Task goal: How many lines in these records hold the string "grid"? State only that number.

Input data:
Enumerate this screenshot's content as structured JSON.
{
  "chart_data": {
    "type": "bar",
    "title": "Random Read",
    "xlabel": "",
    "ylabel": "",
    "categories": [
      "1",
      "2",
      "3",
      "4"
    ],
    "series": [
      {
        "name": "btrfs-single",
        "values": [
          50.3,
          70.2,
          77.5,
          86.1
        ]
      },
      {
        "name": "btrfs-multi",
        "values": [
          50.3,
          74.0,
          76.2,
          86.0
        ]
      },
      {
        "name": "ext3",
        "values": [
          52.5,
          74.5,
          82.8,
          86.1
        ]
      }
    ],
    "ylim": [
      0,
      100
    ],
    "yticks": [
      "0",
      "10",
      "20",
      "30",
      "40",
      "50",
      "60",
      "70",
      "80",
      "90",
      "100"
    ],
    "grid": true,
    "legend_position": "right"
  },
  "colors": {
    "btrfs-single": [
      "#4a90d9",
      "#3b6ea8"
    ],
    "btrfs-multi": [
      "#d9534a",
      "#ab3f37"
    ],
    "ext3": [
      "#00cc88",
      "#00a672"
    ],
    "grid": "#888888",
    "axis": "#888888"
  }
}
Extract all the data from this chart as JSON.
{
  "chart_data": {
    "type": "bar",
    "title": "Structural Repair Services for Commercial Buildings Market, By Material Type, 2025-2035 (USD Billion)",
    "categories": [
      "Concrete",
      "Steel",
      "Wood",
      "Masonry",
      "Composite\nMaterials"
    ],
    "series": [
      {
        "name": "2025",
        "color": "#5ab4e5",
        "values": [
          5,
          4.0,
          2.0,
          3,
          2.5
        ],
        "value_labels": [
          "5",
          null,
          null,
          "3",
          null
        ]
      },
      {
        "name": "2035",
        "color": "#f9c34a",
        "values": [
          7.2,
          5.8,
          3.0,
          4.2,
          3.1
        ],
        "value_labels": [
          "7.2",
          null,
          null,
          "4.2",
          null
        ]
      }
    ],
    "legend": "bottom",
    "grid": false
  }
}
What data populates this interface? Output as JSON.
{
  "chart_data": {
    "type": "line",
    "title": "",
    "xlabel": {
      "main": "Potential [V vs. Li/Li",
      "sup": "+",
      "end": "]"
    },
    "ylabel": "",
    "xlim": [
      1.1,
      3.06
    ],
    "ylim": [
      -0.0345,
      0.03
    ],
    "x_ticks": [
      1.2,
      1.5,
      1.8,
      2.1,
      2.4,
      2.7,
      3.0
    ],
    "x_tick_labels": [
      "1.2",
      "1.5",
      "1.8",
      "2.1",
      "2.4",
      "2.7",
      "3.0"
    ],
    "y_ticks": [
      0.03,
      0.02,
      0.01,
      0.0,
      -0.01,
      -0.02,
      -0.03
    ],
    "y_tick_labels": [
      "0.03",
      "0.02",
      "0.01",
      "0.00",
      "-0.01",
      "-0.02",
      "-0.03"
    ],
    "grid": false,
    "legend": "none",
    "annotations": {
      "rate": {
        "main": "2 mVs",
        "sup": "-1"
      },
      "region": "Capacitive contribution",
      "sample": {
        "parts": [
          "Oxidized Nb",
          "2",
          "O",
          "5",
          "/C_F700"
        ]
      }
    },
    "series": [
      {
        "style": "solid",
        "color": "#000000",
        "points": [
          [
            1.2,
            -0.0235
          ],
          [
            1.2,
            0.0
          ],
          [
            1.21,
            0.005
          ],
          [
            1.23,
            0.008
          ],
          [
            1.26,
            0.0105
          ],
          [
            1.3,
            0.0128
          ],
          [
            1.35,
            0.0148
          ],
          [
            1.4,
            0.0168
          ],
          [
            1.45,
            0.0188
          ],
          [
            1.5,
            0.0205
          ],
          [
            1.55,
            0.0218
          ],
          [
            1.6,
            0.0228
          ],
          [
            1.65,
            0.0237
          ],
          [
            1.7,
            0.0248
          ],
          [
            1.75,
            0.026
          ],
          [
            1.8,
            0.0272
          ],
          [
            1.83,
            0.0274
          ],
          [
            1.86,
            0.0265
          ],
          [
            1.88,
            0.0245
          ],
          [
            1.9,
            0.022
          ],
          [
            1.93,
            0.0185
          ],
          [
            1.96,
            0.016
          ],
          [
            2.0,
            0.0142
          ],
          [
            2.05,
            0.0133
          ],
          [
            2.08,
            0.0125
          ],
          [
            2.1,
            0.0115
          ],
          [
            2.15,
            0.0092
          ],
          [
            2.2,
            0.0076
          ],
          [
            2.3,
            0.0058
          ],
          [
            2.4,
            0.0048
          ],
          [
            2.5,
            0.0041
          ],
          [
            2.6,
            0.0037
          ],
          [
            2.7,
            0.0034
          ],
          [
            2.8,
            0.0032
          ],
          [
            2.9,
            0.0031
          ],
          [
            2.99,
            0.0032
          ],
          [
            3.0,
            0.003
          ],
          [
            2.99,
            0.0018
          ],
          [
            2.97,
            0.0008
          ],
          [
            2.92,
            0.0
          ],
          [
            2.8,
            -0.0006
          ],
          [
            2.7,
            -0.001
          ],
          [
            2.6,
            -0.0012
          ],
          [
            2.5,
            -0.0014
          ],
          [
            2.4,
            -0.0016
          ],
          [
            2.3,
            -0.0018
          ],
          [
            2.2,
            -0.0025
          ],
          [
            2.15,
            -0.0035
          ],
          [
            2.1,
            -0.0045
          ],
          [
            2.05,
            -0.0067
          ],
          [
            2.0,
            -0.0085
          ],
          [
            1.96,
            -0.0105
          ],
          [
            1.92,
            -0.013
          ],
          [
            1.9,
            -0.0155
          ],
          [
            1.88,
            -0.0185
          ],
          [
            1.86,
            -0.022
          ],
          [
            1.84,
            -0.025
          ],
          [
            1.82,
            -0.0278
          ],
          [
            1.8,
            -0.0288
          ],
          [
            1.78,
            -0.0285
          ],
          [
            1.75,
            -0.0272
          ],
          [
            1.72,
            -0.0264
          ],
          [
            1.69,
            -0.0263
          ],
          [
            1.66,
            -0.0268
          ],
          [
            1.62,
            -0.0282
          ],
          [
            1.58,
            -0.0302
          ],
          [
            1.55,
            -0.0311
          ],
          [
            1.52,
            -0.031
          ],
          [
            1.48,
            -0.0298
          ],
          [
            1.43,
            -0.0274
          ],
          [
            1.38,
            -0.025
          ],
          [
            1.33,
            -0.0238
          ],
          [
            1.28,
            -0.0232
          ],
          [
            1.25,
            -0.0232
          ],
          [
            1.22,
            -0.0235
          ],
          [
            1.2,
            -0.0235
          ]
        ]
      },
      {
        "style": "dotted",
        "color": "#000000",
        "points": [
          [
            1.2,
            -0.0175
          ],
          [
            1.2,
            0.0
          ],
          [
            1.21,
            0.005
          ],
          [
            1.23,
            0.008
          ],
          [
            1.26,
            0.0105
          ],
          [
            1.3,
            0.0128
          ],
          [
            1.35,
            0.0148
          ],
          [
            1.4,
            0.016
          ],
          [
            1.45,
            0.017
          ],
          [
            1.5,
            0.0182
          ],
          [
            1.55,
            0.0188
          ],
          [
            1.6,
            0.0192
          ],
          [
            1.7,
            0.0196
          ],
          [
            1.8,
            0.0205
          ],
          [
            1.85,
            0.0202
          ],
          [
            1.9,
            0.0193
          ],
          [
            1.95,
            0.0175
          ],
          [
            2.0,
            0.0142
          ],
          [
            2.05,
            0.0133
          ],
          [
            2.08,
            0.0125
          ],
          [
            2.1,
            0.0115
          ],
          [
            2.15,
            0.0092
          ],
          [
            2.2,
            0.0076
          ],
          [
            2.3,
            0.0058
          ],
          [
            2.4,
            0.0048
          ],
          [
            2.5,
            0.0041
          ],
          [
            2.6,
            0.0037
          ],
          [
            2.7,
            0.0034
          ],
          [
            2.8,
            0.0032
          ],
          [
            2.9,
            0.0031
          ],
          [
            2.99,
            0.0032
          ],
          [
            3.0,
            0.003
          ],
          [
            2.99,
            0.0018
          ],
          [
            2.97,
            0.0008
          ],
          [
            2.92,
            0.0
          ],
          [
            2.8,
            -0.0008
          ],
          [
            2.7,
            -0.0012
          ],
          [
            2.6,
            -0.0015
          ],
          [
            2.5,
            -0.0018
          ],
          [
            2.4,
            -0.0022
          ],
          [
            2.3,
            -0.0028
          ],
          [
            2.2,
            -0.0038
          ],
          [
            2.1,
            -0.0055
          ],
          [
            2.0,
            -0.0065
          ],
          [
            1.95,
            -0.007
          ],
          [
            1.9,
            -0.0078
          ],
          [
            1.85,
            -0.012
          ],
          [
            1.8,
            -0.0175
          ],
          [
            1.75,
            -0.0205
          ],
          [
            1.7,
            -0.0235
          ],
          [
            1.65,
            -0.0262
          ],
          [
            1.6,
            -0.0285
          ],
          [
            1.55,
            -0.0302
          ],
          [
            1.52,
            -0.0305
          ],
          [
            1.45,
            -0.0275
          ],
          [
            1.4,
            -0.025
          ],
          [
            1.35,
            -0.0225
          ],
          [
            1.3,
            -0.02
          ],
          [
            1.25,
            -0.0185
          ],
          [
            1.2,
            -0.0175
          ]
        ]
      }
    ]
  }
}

The completed task: 4